--- LISTED RECORDS ---

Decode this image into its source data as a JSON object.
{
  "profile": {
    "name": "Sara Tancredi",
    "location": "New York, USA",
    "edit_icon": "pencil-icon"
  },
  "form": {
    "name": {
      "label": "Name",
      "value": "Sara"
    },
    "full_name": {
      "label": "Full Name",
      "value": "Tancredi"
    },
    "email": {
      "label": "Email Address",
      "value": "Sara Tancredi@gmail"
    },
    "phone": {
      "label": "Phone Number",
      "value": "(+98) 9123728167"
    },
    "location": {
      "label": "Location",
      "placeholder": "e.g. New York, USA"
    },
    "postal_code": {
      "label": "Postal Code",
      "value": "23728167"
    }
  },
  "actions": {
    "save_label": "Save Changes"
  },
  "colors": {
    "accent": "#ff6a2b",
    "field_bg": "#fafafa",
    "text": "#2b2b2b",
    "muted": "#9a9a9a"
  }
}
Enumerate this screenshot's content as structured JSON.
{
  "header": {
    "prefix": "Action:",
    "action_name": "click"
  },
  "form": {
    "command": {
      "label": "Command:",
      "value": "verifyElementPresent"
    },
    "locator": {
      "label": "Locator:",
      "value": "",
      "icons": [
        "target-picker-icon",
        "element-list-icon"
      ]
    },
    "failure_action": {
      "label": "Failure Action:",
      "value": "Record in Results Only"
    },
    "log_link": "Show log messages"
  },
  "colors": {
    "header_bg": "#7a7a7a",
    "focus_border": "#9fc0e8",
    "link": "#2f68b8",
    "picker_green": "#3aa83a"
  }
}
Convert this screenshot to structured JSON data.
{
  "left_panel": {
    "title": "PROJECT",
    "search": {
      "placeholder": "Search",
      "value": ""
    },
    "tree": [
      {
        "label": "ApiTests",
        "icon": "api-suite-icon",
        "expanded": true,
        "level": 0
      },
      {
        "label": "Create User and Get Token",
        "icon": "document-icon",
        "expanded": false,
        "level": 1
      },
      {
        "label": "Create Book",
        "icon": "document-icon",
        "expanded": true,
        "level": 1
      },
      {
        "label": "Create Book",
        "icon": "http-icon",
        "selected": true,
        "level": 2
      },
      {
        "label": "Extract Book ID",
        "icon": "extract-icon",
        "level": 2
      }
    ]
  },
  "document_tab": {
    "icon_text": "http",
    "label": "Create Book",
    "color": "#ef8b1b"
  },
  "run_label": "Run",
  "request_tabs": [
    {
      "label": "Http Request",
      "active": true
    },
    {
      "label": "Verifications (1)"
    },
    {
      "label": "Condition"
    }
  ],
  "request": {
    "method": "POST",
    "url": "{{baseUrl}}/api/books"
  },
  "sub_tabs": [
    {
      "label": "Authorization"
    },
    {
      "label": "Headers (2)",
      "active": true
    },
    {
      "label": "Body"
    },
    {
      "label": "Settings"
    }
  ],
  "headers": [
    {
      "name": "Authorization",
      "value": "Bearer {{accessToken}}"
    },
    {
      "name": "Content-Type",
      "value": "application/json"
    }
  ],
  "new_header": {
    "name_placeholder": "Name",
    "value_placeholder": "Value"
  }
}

---

Extract, from the listing above, every line where the string "Authorization" occurs.

__EXPECTED ANSWER__.
      "label": "Authorization"
      "name": "Authorization",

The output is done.